→ Task
Repeat each record below exactly as given.

→ Material provided
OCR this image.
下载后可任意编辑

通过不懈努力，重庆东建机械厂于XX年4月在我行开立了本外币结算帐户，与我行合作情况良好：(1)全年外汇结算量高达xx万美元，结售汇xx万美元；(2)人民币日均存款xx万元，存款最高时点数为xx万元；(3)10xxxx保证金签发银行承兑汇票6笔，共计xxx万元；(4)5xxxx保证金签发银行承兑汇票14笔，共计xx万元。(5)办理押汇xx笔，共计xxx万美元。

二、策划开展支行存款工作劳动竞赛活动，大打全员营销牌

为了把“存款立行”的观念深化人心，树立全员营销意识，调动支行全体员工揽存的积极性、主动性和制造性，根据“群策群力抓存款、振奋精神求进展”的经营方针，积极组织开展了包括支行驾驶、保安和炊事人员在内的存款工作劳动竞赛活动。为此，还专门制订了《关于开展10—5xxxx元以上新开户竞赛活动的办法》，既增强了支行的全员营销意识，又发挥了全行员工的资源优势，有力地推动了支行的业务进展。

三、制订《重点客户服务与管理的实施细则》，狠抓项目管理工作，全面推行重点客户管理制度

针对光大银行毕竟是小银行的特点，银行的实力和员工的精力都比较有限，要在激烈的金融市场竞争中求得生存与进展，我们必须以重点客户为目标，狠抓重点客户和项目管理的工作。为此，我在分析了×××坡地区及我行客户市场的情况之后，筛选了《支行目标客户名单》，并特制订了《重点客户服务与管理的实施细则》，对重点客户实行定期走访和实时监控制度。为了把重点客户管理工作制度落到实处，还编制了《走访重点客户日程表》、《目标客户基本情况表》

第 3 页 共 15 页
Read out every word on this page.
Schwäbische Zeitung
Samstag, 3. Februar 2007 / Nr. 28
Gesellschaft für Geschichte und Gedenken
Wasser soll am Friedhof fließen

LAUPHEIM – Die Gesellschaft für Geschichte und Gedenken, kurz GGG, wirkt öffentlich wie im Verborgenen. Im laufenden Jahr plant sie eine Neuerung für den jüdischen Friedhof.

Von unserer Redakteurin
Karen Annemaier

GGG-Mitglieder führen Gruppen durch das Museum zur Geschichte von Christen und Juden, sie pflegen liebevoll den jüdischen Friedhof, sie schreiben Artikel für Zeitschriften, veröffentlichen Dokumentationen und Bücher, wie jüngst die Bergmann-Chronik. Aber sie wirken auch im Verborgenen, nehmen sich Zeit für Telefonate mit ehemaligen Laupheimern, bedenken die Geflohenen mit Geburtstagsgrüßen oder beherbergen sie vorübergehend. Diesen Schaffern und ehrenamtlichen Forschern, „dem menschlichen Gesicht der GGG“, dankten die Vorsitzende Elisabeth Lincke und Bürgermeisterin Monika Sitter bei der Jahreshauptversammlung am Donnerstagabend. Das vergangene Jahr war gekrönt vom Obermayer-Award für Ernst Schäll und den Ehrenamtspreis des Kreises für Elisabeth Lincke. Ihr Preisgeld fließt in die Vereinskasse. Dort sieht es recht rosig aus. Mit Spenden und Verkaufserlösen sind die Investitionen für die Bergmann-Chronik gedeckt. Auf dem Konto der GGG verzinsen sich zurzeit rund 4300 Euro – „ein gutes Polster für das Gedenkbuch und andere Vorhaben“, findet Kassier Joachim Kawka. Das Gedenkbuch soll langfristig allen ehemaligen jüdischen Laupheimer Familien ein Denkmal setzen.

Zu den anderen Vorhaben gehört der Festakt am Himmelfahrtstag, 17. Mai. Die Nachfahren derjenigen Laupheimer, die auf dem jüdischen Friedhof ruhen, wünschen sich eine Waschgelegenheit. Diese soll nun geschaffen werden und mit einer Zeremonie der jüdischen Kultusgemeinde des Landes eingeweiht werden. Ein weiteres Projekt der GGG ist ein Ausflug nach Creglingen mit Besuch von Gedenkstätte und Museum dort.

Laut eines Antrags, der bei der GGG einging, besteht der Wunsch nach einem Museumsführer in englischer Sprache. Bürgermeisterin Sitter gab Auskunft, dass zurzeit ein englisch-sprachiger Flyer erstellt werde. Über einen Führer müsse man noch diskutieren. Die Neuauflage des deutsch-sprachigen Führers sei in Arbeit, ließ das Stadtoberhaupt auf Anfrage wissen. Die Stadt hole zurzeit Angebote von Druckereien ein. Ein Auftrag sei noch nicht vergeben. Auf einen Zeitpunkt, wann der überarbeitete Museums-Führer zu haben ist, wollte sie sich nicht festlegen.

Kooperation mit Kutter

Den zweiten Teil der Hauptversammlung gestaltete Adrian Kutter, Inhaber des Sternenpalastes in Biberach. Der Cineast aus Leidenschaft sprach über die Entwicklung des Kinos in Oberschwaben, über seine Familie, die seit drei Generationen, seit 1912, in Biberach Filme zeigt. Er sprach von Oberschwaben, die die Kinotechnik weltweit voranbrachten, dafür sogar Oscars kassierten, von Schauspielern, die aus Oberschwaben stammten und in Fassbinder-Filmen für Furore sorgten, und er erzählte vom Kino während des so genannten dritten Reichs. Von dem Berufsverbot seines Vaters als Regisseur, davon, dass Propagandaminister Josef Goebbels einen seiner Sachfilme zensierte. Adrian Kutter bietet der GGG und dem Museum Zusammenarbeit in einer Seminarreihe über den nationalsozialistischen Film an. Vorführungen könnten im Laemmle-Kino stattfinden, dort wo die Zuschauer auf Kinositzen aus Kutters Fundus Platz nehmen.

→ Exercise output
OCR this image.
下载后可任意编辑

通过不懈努力，重庆东建机械厂于XX年4月在我行开立了本外币结算帐户，与我行合作情况良好：(1)全年外汇结算量高达xx万美元，结售汇xx万美元；(2)人民币日均存款xx万元，存款最高时点数为xx万元；(3)10xxxx保证金签发银行承兑汇票6笔，共计xxx万元；(4)5xxxx保证金签发银行承兑汇票14笔，共计xx万元。(5)办理押汇xx笔，共计xxx万美元。

二、策划开展支行存款工作劳动竞赛活动，大打全员营销牌

为了把“存款立行”的观念深化人心，树立全员营销意识，调动支行全体员工揽存的积极性、主动性和制造性，根据“群策群力抓存款、振奋精神求进展”的经营方针，积极组织开展了包括支行驾驶、保安和炊事人员在内的存款工作劳动竞赛活动。为此，还专门制订了《关于开展10—5xxxx元以上新开户竞赛活动的办法》，既增强了支行的全员营销意识，又发挥了全行员工的资源优势，有力地推动了支行的业务进展。

三、制订《重点客户服务与管理的实施细则》，狠抓项目管理工作，全面推行重点客户管理制度

针对光大银行毕竟是小银行的特点，银行的实力和员工的精力都比较有限，要在激烈的金融市场竞争中求得生存与进展，我们必须以重点客户为目标，狠抓重点客户和项目管理的工作。为此，我在分析了×××坡地区及我行客户市场的情况之后，筛选了《支行目标客户名单》，并特制订了《重点客户服务与管理的实施细则》，对重点客户实行定期走访和实时监控制度。为了把重点客户管理工作制度落到实处，还编制了《走访重点客户日程表》、《目标客户基本情况表》

第 3 页 共 15 页
Read out every word on this page.
Schwäbische Zeitung
Samstag, 3. Februar 2007 / Nr. 28
Gesellschaft für Geschichte und Gedenken
Wasser soll am Friedhof fließen

LAUPHEIM – Die Gesellschaft für Geschichte und Gedenken, kurz GGG, wirkt öffentlich wie im Verborgenen. Im laufenden Jahr plant sie eine Neuerung für den jüdischen Friedhof.

Von unserer Redakteurin
Karen Annemaier

GGG-Mitglieder führen Gruppen durch das Museum zur Geschichte von Christen und Juden, sie pflegen liebevoll den jüdischen Friedhof, sie schreiben Artikel für Zeitschriften, veröffentlichen Dokumentationen und Bücher, wie jüngst die Bergmann-Chronik. Aber sie wirken auch im Verborgenen, nehmen sich Zeit für Telefonate mit ehemaligen Laupheimern, bedenken die Geflohenen mit Geburtstagsgrüßen oder beherbergen sie vorübergehend. Diesen Schaffern und ehrenamtlichen Forschern, „dem menschlichen Gesicht der GGG“, dankten die Vorsitzende Elisabeth Lincke und Bürgermeisterin Monika Sitter bei der Jahreshauptversammlung am Donnerstagabend. Das vergangene Jahr war gekrönt vom Obermayer-Award für Ernst Schäll und den Ehrenamtspreis des Kreises für Elisabeth Lincke. Ihr Preisgeld fließt in die Vereinskasse. Dort sieht es recht rosig aus. Mit Spenden und Verkaufserlösen sind die Investitionen für die Bergmann-Chronik gedeckt. Auf dem Konto der GGG verzinsen sich zurzeit rund 4300 Euro – „ein gutes Polster für das Gedenkbuch und andere Vorhaben“, findet Kassier Joachim Kawka. Das Gedenkbuch soll langfristig allen ehemaligen jüdischen Laupheimer Familien ein Denkmal setzen.

Zu den anderen Vorhaben gehört der Festakt am Himmelfahrtstag, 17. Mai. Die Nachfahren derjenigen Laupheimer, die auf dem jüdischen Friedhof ruhen, wünschen sich eine Waschgelegenheit. Diese soll nun geschaffen werden und mit einer Zeremonie der jüdischen Kultusgemeinde des Landes eingeweiht werden. Ein weiteres Projekt der GGG ist ein Ausflug nach Creglingen mit Besuch von Gedenkstätte und Museum dort.

Laut eines Antrags, der bei der GGG einging, besteht der Wunsch nach einem Museumsführer in englischer Sprache. Bürgermeisterin Sitter gab Auskunft, dass zurzeit ein englisch-sprachiger Flyer erstellt werde. Über einen Führer müsse man noch diskutieren. Die Neuauflage des deutsch-sprachigen Führers sei in Arbeit, ließ das Stadtoberhaupt auf Anfrage wissen. Die Stadt hole zurzeit Angebote von Druckereien ein. Ein Auftrag sei noch nicht vergeben. Auf einen Zeitpunkt, wann der überarbeitete Museums-Führer zu haben ist, wollte sie sich nicht festlegen.

Kooperation mit Kutter

Den zweiten Teil der Hauptversammlung gestaltete Adrian Kutter, Inhaber des Sternenpalastes in Biberach. Der Cineast aus Leidenschaft sprach über die Entwicklung des Kinos in Oberschwaben, über seine Familie, die seit drei Generationen, seit 1912, in Biberach Filme zeigt. Er sprach von Oberschwaben, die die Kinotechnik weltweit voranbrachten, dafür sogar Oscars kassierten, von Schauspielern, die aus Oberschwaben stammten und in Fassbinder-Filmen für Furore sorgten, und er erzählte vom Kino während des so genannten dritten Reichs. Von dem Berufsverbot seines Vaters als Regisseur, davon, dass Propagandaminister Josef Goebbels einen seiner Sachfilme zensierte. Adrian Kutter bietet der GGG und dem Museum Zusammenarbeit in einer Seminarreihe über den nationalsozialistischen Film an. Vorführungen könnten im Laemmle-Kino stattfinden, dort wo die Zuschauer auf Kinositzen aus Kutters Fundus Platz nehmen.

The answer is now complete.